Leave out the pictures and repeat the data exactly.

Provided data ▸
┄┄┄┄┄┄┄┄┄┄┄┄┄┄┄┄┄┄┄┄
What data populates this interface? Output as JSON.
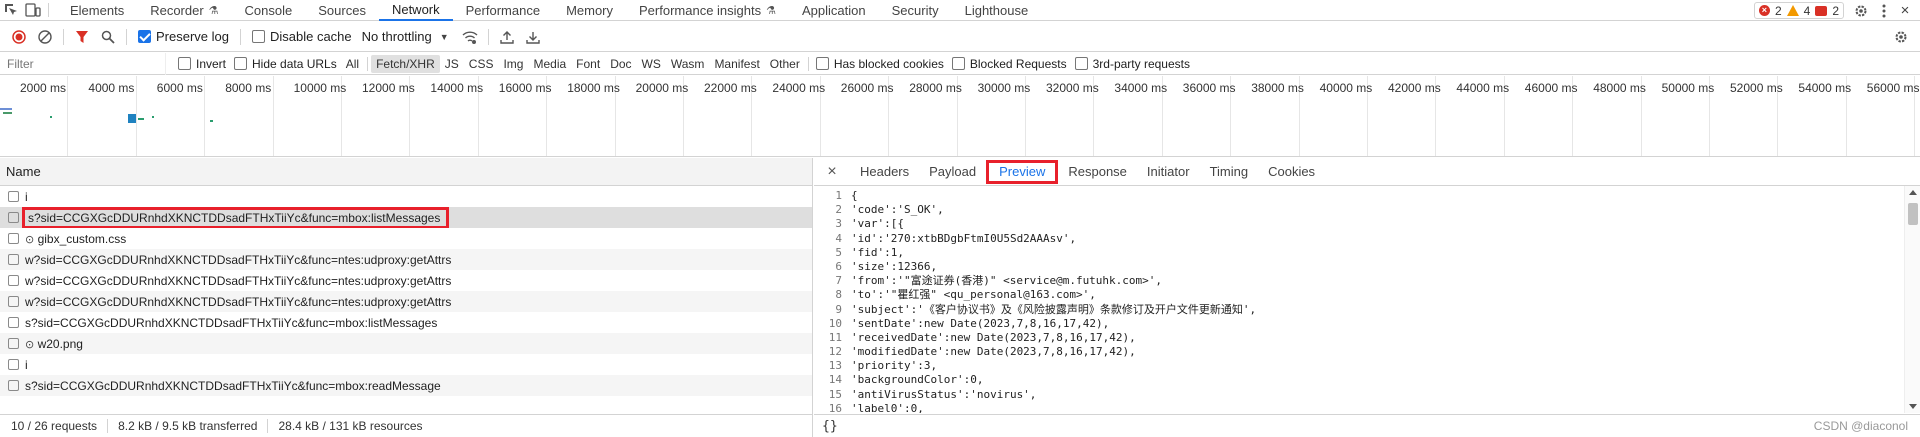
{
  "tabs": [
    {
      "label": "Elements",
      "active": false
    },
    {
      "label": "Recorder",
      "active": false,
      "flask": true
    },
    {
      "label": "Console",
      "active": false
    },
    {
      "label": "Sources",
      "active": false
    },
    {
      "label": "Network",
      "active": true
    },
    {
      "label": "Performance",
      "active": false
    },
    {
      "label": "Memory",
      "active": false
    },
    {
      "label": "Performance insights",
      "active": false,
      "flask": true
    },
    {
      "label": "Application",
      "active": false
    },
    {
      "label": "Security",
      "active": false
    },
    {
      "label": "Lighthouse",
      "active": false
    }
  ],
  "status": {
    "errors": "2",
    "warnings": "4",
    "messages": "2"
  },
  "toolbar": {
    "preserve_log": "Preserve log",
    "disable_cache": "Disable cache",
    "throttling": "No throttling"
  },
  "filter": {
    "placeholder": "Filter",
    "invert": "Invert",
    "hide_data_urls": "Hide data URLs",
    "types": [
      "All",
      "Fetch/XHR",
      "JS",
      "CSS",
      "Img",
      "Media",
      "Font",
      "Doc",
      "WS",
      "Wasm",
      "Manifest",
      "Other"
    ],
    "active_type": "Fetch/XHR",
    "has_blocked_cookies": "Has blocked cookies",
    "blocked_requests": "Blocked Requests",
    "third_party": "3rd-party requests"
  },
  "overview": {
    "ticks": [
      "2000 ms",
      "4000 ms",
      "6000 ms",
      "8000 ms",
      "10000 ms",
      "12000 ms",
      "14000 ms",
      "16000 ms",
      "18000 ms",
      "20000 ms",
      "22000 ms",
      "24000 ms",
      "26000 ms",
      "28000 ms",
      "30000 ms",
      "32000 ms",
      "34000 ms",
      "36000 ms",
      "38000 ms",
      "40000 ms",
      "42000 ms",
      "44000 ms",
      "46000 ms",
      "48000 ms",
      "50000 ms",
      "52000 ms",
      "54000 ms",
      "56000 ms"
    ]
  },
  "list": {
    "header": "Name",
    "rows": [
      {
        "name": "i",
        "symbol": ""
      },
      {
        "name": "s?sid=CCGXGcDDURnhdXKNCTDDsadFTHxTiiYc&func=mbox:listMessages",
        "symbol": "",
        "selected": true
      },
      {
        "name": "gibx_custom.css",
        "symbol": "⊙"
      },
      {
        "name": "w?sid=CCGXGcDDURnhdXKNCTDDsadFTHxTiiYc&func=ntes:udproxy:getAttrs",
        "symbol": ""
      },
      {
        "name": "w?sid=CCGXGcDDURnhdXKNCTDDsadFTHxTiiYc&func=ntes:udproxy:getAttrs",
        "symbol": ""
      },
      {
        "name": "w?sid=CCGXGcDDURnhdXKNCTDDsadFTHxTiiYc&func=ntes:udproxy:getAttrs",
        "symbol": ""
      },
      {
        "name": "s?sid=CCGXGcDDURnhdXKNCTDDsadFTHxTiiYc&func=mbox:listMessages",
        "symbol": ""
      },
      {
        "name": "w20.png",
        "symbol": "⊙"
      },
      {
        "name": "i",
        "symbol": ""
      },
      {
        "name": "s?sid=CCGXGcDDURnhdXKNCTDDsadFTHxTiiYc&func=mbox:readMessage",
        "symbol": ""
      }
    ]
  },
  "detail": {
    "tabs": [
      "Headers",
      "Payload",
      "Preview",
      "Response",
      "Initiator",
      "Timing",
      "Cookies"
    ],
    "active_tab": "Preview",
    "lines": [
      "{",
      "'code':'S_OK',",
      "'var':[{",
      "'id':'270:xtbBDgbFtmI0U5Sd2AAAsv',",
      "'fid':1,",
      "'size':12366,",
      "'from':'\"富途证券(香港)\" <service@m.futuhk.com>',",
      "'to':'\"瞿红强\" <qu_personal@163.com>',",
      "'subject':'《客户协议书》及《风险披露声明》条款修订及开户文件更新通知',",
      "'sentDate':new Date(2023,7,8,16,17,42),",
      "'receivedDate':new Date(2023,7,8,16,17,42),",
      "'modifiedDate':new Date(2023,7,8,16,17,42),",
      "'priority':3,",
      "'backgroundColor':0,",
      "'antiVirusStatus':'novirus',",
      "'label0':0,"
    ]
  },
  "statusbar": {
    "requests": "10 / 26 requests",
    "transferred": "8.2 kB / 9.5 kB transferred",
    "resources": "28.4 kB / 131 kB resources"
  },
  "watermark": "CSDN @diaconol",
  "colors": {
    "accent": "#1a73e8",
    "highlight": "#e8202b"
  }
}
┄┄┄┄┄┄┄┄┄┄┄┄┄┄┄┄┄┄┄┄
Solution for this task ▸
What data populates this interface? Output as JSON.
{
  "tabs": [
    {
      "label": "Elements",
      "active": false
    },
    {
      "label": "Recorder",
      "active": false,
      "flask": true
    },
    {
      "label": "Console",
      "active": false
    },
    {
      "label": "Sources",
      "active": false
    },
    {
      "label": "Network",
      "active": true
    },
    {
      "label": "Performance",
      "active": false
    },
    {
      "label": "Memory",
      "active": false
    },
    {
      "label": "Performance insights",
      "active": false,
      "flask": true
    },
    {
      "label": "Application",
      "active": false
    },
    {
      "label": "Security",
      "active": false
    },
    {
      "label": "Lighthouse",
      "active": false
    }
  ],
  "status": {
    "errors": "2",
    "warnings": "4",
    "messages": "2"
  },
  "toolbar": {
    "preserve_log": "Preserve log",
    "disable_cache": "Disable cache",
    "throttling": "No throttling"
  },
  "filter": {
    "placeholder": "Filter",
    "invert": "Invert",
    "hide_data_urls": "Hide data URLs",
    "types": [
      "All",
      "Fetch/XHR",
      "JS",
      "CSS",
      "Img",
      "Media",
      "Font",
      "Doc",
      "WS",
      "Wasm",
      "Manifest",
      "Other"
    ],
    "active_type": "Fetch/XHR",
    "has_blocked_cookies": "Has blocked cookies",
    "blocked_requests": "Blocked Requests",
    "third_party": "3rd-party requests"
  },
  "overview": {
    "ticks": [
      "2000 ms",
      "4000 ms",
      "6000 ms",
      "8000 ms",
      "10000 ms",
      "12000 ms",
      "14000 ms",
      "16000 ms",
      "18000 ms",
      "20000 ms",
      "22000 ms",
      "24000 ms",
      "26000 ms",
      "28000 ms",
      "30000 ms",
      "32000 ms",
      "34000 ms",
      "36000 ms",
      "38000 ms",
      "40000 ms",
      "42000 ms",
      "44000 ms",
      "46000 ms",
      "48000 ms",
      "50000 ms",
      "52000 ms",
      "54000 ms",
      "56000 ms"
    ]
  },
  "list": {
    "header": "Name",
    "rows": [
      {
        "name": "i",
        "symbol": ""
      },
      {
        "name": "s?sid=CCGXGcDDURnhdXKNCTDDsadFTHxTiiYc&func=mbox:listMessages",
        "symbol": "",
        "selected": true
      },
      {
        "name": "gibx_custom.css",
        "symbol": "⊙"
      },
      {
        "name": "w?sid=CCGXGcDDURnhdXKNCTDDsadFTHxTiiYc&func=ntes:udproxy:getAttrs",
        "symbol": ""
      },
      {
        "name": "w?sid=CCGXGcDDURnhdXKNCTDDsadFTHxTiiYc&func=ntes:udproxy:getAttrs",
        "symbol": ""
      },
      {
        "name": "w?sid=CCGXGcDDURnhdXKNCTDDsadFTHxTiiYc&func=ntes:udproxy:getAttrs",
        "symbol": ""
      },
      {
        "name": "s?sid=CCGXGcDDURnhdXKNCTDDsadFTHxTiiYc&func=mbox:listMessages",
        "symbol": ""
      },
      {
        "name": "w20.png",
        "symbol": "⊙"
      },
      {
        "name": "i",
        "symbol": ""
      },
      {
        "name": "s?sid=CCGXGcDDURnhdXKNCTDDsadFTHxTiiYc&func=mbox:readMessage",
        "symbol": ""
      }
    ]
  },
  "detail": {
    "tabs": [
      "Headers",
      "Payload",
      "Preview",
      "Response",
      "Initiator",
      "Timing",
      "Cookies"
    ],
    "active_tab": "Preview",
    "lines": [
      "{",
      "'code':'S_OK',",
      "'var':[{",
      "'id':'270:xtbBDgbFtmI0U5Sd2AAAsv',",
      "'fid':1,",
      "'size':12366,",
      "'from':'\"富途证券(香港)\" <service@m.futuhk.com>',",
      "'to':'\"瞿红强\" <qu_personal@163.com>',",
      "'subject':'《客户协议书》及《风险披露声明》条款修订及开户文件更新通知',",
      "'sentDate':new Date(2023,7,8,16,17,42),",
      "'receivedDate':new Date(2023,7,8,16,17,42),",
      "'modifiedDate':new Date(2023,7,8,16,17,42),",
      "'priority':3,",
      "'backgroundColor':0,",
      "'antiVirusStatus':'novirus',",
      "'label0':0,"
    ]
  },
  "statusbar": {
    "requests": "10 / 26 requests",
    "transferred": "8.2 kB / 9.5 kB transferred",
    "resources": "28.4 kB / 131 kB resources"
  },
  "watermark": "CSDN @diaconol",
  "colors": {
    "accent": "#1a73e8",
    "highlight": "#e8202b"
  }
}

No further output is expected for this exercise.